## START RECORDS SUPPLIED
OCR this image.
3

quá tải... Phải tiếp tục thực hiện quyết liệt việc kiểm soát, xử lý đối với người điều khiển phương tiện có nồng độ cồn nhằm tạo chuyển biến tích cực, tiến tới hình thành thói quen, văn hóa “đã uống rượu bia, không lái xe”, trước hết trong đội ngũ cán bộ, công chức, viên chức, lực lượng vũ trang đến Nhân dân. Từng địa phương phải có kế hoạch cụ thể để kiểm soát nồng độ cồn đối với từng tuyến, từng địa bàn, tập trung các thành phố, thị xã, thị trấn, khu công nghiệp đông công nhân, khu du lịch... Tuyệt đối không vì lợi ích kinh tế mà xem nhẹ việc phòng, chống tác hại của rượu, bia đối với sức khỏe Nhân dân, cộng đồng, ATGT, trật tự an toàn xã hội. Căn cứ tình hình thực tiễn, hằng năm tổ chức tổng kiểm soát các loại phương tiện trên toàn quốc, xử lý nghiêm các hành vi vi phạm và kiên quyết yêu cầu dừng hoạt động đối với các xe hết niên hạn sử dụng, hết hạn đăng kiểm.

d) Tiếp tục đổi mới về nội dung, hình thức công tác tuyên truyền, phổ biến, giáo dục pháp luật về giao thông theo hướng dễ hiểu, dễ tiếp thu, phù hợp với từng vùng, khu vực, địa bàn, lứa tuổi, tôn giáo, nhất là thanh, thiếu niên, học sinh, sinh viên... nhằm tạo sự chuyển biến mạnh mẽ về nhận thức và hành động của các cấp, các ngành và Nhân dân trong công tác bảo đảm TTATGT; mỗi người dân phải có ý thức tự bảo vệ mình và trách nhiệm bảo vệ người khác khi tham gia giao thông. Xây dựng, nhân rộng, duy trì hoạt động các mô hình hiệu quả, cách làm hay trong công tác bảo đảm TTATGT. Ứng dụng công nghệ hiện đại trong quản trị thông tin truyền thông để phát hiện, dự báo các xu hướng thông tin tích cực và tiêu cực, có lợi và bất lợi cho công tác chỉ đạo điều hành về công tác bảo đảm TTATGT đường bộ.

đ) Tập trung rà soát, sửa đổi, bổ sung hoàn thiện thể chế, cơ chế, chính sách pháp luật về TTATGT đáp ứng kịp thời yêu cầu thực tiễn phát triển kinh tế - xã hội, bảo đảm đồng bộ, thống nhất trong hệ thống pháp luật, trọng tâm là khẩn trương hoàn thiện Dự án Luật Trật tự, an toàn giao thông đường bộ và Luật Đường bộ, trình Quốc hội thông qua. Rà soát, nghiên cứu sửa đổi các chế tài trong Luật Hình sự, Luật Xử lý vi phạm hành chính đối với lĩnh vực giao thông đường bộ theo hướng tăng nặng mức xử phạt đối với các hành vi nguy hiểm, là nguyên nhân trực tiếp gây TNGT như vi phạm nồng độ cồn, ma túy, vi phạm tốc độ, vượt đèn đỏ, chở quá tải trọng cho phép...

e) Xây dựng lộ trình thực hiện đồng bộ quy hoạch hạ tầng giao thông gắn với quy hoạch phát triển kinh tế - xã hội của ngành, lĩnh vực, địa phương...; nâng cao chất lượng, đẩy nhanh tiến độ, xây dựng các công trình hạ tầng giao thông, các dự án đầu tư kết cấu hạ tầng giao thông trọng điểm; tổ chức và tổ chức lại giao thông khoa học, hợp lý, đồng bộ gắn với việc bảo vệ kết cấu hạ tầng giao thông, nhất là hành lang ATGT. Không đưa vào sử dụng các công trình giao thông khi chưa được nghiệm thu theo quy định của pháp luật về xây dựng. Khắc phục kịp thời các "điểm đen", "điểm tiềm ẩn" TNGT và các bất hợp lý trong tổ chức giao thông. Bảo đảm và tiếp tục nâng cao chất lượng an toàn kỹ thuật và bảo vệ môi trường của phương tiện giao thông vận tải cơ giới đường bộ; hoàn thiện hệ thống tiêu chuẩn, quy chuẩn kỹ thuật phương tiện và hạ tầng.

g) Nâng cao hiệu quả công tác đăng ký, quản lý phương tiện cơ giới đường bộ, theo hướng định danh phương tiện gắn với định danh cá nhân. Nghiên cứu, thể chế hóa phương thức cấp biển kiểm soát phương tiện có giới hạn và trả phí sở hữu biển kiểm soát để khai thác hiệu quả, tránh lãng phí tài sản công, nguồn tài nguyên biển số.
## END RECORDS SUPPLIED
## START RECORDS SUPPLIED
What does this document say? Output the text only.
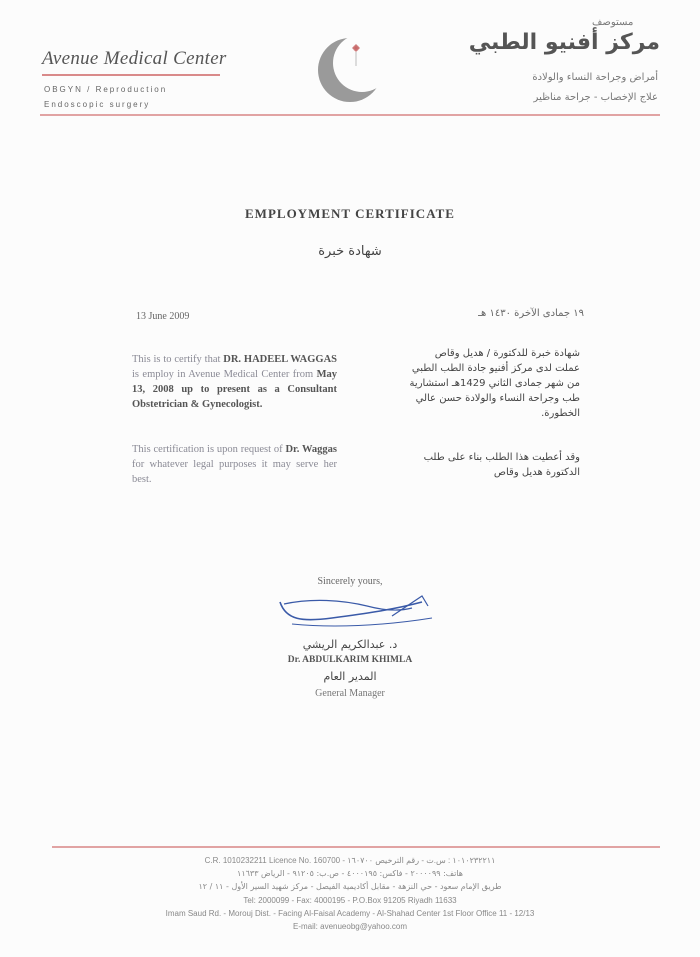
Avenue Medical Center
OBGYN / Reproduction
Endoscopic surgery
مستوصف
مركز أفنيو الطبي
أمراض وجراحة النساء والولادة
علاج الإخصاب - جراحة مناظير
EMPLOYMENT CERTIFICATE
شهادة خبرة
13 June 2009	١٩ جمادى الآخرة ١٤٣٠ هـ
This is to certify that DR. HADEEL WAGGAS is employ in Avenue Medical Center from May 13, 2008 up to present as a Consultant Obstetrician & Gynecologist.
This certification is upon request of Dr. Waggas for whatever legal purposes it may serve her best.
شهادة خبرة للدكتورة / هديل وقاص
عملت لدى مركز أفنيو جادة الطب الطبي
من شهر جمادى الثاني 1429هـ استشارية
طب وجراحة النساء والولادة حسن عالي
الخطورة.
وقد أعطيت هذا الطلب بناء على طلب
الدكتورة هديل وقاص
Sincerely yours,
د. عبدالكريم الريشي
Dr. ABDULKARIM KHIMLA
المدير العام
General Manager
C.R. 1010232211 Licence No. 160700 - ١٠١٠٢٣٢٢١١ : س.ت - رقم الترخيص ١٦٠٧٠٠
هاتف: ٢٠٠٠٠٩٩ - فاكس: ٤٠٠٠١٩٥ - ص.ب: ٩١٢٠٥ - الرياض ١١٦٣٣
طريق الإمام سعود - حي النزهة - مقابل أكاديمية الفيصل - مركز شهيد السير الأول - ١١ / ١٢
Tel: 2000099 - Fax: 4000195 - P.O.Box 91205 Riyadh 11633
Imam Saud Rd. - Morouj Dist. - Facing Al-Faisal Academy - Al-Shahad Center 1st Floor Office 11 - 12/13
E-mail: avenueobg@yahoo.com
## END RECORDS SUPPLIED
> _THE EXERCISE_
State the number of lines that contain the string "ngành", with no other words.

> _CORRECT ANSWER_
2